>> start
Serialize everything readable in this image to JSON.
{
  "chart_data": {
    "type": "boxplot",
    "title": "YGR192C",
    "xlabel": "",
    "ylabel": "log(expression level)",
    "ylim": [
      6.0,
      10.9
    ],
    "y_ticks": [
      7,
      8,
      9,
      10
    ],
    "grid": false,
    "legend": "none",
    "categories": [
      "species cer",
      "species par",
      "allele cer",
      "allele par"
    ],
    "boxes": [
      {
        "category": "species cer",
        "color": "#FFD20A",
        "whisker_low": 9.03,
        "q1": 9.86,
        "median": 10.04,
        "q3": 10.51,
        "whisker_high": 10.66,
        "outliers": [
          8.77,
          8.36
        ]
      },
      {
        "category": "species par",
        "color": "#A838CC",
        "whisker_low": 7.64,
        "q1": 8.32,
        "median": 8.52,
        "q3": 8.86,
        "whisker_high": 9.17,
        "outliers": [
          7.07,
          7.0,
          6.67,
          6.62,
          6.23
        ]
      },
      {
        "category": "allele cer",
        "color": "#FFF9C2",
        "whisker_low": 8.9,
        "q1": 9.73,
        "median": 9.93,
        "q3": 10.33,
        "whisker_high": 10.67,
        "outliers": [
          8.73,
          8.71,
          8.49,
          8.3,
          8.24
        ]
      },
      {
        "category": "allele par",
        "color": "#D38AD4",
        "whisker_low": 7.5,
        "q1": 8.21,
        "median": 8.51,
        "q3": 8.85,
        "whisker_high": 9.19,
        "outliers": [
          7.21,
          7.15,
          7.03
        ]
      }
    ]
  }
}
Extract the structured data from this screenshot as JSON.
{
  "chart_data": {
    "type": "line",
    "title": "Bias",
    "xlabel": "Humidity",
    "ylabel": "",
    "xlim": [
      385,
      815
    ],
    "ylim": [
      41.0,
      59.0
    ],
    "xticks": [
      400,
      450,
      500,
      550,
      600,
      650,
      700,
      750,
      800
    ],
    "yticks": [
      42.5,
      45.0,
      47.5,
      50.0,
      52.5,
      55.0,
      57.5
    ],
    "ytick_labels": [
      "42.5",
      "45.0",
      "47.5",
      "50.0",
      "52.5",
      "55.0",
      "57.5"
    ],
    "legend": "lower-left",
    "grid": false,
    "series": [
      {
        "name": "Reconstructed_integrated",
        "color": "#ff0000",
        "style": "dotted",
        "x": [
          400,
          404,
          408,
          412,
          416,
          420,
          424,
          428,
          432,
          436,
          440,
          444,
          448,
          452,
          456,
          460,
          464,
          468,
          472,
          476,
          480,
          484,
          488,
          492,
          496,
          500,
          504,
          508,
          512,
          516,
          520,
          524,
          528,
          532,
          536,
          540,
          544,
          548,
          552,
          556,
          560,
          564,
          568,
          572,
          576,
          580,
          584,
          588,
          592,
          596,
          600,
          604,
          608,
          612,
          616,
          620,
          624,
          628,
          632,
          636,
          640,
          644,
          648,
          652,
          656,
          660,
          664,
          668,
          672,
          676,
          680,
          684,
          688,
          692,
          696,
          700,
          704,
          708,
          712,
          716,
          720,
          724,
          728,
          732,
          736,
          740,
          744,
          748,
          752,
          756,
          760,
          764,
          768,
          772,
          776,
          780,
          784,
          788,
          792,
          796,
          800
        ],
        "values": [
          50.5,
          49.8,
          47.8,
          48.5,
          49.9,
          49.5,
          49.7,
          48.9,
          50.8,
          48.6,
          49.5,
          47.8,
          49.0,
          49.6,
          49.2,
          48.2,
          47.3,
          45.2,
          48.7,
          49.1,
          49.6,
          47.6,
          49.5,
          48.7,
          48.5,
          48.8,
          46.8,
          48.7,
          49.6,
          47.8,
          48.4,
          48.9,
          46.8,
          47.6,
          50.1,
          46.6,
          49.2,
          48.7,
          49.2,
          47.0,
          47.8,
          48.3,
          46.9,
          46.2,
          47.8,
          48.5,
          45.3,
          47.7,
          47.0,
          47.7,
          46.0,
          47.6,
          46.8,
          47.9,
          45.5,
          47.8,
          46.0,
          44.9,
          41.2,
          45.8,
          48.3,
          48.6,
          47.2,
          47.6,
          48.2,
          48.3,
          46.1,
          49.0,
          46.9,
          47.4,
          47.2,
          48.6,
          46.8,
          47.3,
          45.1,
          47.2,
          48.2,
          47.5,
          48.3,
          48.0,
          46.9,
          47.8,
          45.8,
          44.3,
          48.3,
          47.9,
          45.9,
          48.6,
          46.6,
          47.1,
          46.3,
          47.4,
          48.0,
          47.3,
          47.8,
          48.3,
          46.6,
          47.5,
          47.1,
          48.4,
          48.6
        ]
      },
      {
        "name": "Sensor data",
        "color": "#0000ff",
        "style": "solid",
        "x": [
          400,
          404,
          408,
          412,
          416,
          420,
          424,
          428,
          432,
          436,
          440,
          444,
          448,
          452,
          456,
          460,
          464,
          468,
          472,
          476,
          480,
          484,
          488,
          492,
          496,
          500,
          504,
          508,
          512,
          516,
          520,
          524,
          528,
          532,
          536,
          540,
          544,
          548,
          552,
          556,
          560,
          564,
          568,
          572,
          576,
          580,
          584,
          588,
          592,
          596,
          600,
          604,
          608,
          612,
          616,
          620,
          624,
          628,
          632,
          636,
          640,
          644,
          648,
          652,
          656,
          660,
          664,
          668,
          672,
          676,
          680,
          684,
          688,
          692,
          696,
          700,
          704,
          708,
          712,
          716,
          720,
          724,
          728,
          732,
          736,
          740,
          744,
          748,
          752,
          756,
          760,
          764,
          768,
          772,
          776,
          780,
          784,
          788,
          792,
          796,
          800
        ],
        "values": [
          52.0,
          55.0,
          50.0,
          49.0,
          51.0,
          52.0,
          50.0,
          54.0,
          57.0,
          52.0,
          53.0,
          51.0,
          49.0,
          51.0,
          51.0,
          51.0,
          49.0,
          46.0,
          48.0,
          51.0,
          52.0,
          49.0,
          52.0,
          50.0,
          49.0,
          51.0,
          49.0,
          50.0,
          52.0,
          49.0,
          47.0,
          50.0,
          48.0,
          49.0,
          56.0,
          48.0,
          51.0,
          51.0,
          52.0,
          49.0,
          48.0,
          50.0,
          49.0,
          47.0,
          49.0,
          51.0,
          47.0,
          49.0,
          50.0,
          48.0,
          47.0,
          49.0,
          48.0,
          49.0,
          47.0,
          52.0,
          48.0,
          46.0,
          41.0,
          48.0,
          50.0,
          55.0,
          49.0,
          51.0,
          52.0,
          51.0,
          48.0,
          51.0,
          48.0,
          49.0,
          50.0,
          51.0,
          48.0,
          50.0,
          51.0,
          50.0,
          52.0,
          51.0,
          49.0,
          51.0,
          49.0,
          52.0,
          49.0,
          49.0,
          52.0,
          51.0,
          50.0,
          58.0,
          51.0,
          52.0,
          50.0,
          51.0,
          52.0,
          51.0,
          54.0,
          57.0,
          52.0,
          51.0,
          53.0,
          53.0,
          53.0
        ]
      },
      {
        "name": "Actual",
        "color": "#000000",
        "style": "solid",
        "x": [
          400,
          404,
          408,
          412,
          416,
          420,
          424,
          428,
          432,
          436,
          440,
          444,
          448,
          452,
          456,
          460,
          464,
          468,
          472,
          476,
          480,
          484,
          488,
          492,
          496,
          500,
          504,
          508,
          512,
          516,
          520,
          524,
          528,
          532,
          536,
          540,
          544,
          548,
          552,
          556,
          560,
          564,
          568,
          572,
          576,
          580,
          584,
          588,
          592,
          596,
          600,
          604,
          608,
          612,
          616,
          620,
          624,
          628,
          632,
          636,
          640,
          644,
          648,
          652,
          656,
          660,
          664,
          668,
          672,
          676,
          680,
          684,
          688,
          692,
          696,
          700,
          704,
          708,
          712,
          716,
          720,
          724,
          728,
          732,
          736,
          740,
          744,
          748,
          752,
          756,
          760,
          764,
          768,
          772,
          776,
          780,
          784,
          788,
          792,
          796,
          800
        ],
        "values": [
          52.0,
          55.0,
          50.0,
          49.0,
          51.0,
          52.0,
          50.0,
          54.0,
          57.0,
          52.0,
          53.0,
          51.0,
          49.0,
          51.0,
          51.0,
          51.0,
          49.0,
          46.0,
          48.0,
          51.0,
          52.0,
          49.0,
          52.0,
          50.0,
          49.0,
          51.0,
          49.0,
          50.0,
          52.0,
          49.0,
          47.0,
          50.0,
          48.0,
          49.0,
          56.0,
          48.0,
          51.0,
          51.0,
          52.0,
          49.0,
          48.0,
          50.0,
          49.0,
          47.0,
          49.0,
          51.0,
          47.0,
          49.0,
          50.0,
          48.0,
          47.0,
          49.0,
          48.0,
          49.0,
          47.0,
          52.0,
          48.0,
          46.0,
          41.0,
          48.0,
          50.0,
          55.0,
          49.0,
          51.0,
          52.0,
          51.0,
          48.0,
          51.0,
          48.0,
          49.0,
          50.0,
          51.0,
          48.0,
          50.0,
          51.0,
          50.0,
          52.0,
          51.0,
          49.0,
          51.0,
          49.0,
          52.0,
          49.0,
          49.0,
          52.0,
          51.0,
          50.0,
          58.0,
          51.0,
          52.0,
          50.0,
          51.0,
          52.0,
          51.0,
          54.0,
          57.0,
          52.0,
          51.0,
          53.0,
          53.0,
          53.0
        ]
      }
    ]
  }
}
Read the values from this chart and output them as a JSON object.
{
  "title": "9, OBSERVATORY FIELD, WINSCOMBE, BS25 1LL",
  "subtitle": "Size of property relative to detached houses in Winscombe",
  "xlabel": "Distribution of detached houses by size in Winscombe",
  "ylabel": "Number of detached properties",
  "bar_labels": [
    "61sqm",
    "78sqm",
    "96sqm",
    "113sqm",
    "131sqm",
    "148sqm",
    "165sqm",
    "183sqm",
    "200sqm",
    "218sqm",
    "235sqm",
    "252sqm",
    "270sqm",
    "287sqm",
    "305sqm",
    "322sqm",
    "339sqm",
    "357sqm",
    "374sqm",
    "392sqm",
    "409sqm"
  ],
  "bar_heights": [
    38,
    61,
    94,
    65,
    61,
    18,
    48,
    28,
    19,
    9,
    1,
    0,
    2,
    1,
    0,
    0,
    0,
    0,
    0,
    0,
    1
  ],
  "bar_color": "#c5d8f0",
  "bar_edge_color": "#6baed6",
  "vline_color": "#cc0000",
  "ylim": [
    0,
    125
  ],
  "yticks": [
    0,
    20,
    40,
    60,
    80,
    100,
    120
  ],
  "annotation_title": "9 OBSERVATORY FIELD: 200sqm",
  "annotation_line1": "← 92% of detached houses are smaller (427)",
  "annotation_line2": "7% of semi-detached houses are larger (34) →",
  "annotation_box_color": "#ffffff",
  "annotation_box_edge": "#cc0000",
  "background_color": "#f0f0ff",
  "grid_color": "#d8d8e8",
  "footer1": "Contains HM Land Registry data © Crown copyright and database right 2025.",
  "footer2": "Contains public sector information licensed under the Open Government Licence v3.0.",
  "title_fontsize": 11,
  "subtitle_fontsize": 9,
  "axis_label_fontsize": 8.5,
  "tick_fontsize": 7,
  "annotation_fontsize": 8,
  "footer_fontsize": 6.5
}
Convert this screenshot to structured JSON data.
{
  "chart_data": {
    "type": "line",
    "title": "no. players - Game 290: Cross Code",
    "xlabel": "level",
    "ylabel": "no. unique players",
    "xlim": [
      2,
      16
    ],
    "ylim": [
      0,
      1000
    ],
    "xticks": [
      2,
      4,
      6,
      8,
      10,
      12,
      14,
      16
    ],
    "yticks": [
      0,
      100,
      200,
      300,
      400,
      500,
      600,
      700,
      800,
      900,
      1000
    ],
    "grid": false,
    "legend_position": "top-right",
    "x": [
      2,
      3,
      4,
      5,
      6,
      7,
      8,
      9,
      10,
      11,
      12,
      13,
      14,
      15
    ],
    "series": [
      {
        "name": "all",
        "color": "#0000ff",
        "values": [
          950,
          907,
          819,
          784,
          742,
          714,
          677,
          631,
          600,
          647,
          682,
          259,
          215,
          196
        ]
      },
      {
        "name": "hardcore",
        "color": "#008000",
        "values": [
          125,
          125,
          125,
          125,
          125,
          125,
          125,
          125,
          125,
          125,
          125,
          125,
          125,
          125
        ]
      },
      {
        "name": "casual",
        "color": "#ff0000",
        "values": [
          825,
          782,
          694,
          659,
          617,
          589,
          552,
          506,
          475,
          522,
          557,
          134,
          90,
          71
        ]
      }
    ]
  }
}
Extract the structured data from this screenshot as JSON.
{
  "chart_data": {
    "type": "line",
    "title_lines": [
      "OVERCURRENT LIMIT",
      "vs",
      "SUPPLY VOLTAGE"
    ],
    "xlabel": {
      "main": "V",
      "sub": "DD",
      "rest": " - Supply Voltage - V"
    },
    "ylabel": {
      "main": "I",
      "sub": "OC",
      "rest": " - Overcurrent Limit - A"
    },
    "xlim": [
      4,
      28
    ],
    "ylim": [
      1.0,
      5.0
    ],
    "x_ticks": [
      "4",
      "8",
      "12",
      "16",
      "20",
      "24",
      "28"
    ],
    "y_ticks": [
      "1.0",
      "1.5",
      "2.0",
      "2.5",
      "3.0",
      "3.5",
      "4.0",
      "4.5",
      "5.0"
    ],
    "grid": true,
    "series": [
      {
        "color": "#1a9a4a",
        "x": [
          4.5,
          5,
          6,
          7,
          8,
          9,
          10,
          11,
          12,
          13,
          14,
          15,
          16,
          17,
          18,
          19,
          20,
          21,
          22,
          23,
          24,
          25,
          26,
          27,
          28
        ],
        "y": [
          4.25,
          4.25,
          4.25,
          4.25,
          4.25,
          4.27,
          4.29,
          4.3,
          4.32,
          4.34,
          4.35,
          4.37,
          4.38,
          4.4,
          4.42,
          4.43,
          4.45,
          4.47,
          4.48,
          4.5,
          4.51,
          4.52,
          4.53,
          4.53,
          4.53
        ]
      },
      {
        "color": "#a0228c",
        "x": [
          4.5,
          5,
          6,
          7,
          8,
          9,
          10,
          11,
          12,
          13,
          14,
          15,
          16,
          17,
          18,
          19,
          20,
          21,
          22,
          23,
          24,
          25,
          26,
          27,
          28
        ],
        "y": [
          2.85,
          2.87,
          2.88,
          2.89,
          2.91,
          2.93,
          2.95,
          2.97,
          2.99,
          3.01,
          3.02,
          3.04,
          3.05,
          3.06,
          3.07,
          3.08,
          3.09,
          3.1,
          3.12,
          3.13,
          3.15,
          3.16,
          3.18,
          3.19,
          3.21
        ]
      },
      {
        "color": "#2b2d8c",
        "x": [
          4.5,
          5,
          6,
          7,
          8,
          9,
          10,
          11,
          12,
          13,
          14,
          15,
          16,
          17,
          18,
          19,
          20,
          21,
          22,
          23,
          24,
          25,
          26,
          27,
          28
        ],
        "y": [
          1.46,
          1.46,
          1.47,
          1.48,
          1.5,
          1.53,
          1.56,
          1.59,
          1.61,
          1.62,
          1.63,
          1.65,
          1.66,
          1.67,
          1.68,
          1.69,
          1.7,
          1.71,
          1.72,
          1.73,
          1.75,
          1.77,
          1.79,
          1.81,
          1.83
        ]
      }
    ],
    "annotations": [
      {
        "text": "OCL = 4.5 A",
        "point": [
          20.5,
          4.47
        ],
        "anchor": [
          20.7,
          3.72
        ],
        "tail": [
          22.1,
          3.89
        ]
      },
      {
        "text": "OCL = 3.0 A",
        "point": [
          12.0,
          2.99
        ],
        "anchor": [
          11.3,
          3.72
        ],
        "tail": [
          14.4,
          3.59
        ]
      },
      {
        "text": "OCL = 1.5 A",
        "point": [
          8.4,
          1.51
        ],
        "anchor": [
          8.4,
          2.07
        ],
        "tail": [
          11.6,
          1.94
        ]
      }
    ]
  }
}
>> end
Objective =>
Tell how many lines in the material above include the word "species", giving the number only.

Completed task =>
4